## REQUIRED WORK
Your task is to print every entry below exactly as given.

## MATERIAL SUPPLIED
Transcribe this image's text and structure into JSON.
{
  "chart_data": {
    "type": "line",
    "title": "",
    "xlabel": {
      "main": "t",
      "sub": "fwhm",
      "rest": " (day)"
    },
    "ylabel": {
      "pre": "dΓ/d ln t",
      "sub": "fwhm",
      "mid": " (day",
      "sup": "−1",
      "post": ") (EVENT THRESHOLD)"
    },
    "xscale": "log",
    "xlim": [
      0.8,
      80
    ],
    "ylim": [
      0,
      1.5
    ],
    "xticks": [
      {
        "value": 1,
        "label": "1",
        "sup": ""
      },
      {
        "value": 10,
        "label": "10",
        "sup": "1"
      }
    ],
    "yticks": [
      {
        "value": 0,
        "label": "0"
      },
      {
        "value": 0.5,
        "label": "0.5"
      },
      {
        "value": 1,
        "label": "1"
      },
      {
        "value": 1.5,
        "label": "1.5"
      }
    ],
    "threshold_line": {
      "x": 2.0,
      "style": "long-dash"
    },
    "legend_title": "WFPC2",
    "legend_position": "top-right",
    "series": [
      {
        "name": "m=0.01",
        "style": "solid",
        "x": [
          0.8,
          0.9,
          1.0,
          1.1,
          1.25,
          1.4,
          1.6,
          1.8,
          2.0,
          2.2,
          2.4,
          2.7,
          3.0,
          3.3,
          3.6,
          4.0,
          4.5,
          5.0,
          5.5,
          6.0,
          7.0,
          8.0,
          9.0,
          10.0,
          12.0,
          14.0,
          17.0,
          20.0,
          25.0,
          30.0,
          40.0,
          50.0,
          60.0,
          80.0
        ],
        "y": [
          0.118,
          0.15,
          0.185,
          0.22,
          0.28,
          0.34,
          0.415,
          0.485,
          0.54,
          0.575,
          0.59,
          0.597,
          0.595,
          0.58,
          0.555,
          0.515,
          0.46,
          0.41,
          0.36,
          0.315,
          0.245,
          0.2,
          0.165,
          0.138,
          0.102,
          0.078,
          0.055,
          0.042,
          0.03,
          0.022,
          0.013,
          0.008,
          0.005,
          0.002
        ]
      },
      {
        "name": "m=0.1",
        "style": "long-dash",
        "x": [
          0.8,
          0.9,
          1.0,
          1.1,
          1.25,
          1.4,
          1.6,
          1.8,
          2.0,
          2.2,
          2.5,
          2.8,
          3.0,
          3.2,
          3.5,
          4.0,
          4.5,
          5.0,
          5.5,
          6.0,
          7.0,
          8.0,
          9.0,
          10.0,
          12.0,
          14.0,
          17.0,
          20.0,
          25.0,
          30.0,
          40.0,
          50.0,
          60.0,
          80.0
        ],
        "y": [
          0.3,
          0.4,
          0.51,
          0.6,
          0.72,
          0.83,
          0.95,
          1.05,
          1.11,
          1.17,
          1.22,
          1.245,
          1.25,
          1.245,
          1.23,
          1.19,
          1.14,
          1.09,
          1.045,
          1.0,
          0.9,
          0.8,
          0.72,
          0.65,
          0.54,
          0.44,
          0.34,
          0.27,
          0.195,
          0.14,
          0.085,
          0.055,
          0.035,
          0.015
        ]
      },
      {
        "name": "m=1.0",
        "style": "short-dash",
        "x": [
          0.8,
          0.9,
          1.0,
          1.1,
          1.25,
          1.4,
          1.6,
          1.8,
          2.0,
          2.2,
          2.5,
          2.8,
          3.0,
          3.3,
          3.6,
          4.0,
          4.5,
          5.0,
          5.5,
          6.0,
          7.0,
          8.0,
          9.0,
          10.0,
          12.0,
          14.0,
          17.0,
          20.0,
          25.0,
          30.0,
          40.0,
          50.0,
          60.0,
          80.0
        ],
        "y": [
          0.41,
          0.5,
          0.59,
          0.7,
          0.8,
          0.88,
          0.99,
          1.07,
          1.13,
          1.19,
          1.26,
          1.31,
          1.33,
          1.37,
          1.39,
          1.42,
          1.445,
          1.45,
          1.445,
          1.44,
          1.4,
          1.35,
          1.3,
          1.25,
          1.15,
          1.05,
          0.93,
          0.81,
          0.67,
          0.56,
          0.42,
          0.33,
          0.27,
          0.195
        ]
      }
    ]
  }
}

## TASK OUTPUT
Transcribe this image's text and structure into JSON.
{
  "chart_data": {
    "type": "line",
    "title": "",
    "xlabel": {
      "main": "t",
      "sub": "fwhm",
      "rest": " (day)"
    },
    "ylabel": {
      "pre": "dΓ/d ln t",
      "sub": "fwhm",
      "mid": " (day",
      "sup": "−1",
      "post": ") (EVENT THRESHOLD)"
    },
    "xscale": "log",
    "xlim": [
      0.8,
      80
    ],
    "ylim": [
      0,
      1.5
    ],
    "xticks": [
      {
        "value": 1,
        "label": "1",
        "sup": ""
      },
      {
        "value": 10,
        "label": "10",
        "sup": "1"
      }
    ],
    "yticks": [
      {
        "value": 0,
        "label": "0"
      },
      {
        "value": 0.5,
        "label": "0.5"
      },
      {
        "value": 1,
        "label": "1"
      },
      {
        "value": 1.5,
        "label": "1.5"
      }
    ],
    "threshold_line": {
      "x": 2.0,
      "style": "long-dash"
    },
    "legend_title": "WFPC2",
    "legend_position": "top-right",
    "series": [
      {
        "name": "m=0.01",
        "style": "solid",
        "x": [
          0.8,
          0.9,
          1.0,
          1.1,
          1.25,
          1.4,
          1.6,
          1.8,
          2.0,
          2.2,
          2.4,
          2.7,
          3.0,
          3.3,
          3.6,
          4.0,
          4.5,
          5.0,
          5.5,
          6.0,
          7.0,
          8.0,
          9.0,
          10.0,
          12.0,
          14.0,
          17.0,
          20.0,
          25.0,
          30.0,
          40.0,
          50.0,
          60.0,
          80.0
        ],
        "y": [
          0.118,
          0.15,
          0.185,
          0.22,
          0.28,
          0.34,
          0.415,
          0.485,
          0.54,
          0.575,
          0.59,
          0.597,
          0.595,
          0.58,
          0.555,
          0.515,
          0.46,
          0.41,
          0.36,
          0.315,
          0.245,
          0.2,
          0.165,
          0.138,
          0.102,
          0.078,
          0.055,
          0.042,
          0.03,
          0.022,
          0.013,
          0.008,
          0.005,
          0.002
        ]
      },
      {
        "name": "m=0.1",
        "style": "long-dash",
        "x": [
          0.8,
          0.9,
          1.0,
          1.1,
          1.25,
          1.4,
          1.6,
          1.8,
          2.0,
          2.2,
          2.5,
          2.8,
          3.0,
          3.2,
          3.5,
          4.0,
          4.5,
          5.0,
          5.5,
          6.0,
          7.0,
          8.0,
          9.0,
          10.0,
          12.0,
          14.0,
          17.0,
          20.0,
          25.0,
          30.0,
          40.0,
          50.0,
          60.0,
          80.0
        ],
        "y": [
          0.3,
          0.4,
          0.51,
          0.6,
          0.72,
          0.83,
          0.95,
          1.05,
          1.11,
          1.17,
          1.22,
          1.245,
          1.25,
          1.245,
          1.23,
          1.19,
          1.14,
          1.09,
          1.045,
          1.0,
          0.9,
          0.8,
          0.72,
          0.65,
          0.54,
          0.44,
          0.34,
          0.27,
          0.195,
          0.14,
          0.085,
          0.055,
          0.035,
          0.015
        ]
      },
      {
        "name": "m=1.0",
        "style": "short-dash",
        "x": [
          0.8,
          0.9,
          1.0,
          1.1,
          1.25,
          1.4,
          1.6,
          1.8,
          2.0,
          2.2,
          2.5,
          2.8,
          3.0,
          3.3,
          3.6,
          4.0,
          4.5,
          5.0,
          5.5,
          6.0,
          7.0,
          8.0,
          9.0,
          10.0,
          12.0,
          14.0,
          17.0,
          20.0,
          25.0,
          30.0,
          40.0,
          50.0,
          60.0,
          80.0
        ],
        "y": [
          0.41,
          0.5,
          0.59,
          0.7,
          0.8,
          0.88,
          0.99,
          1.07,
          1.13,
          1.19,
          1.26,
          1.31,
          1.33,
          1.37,
          1.39,
          1.42,
          1.445,
          1.45,
          1.445,
          1.44,
          1.4,
          1.35,
          1.3,
          1.25,
          1.15,
          1.05,
          0.93,
          0.81,
          0.67,
          0.56,
          0.42,
          0.33,
          0.27,
          0.195
        ]
      }
    ]
  }
}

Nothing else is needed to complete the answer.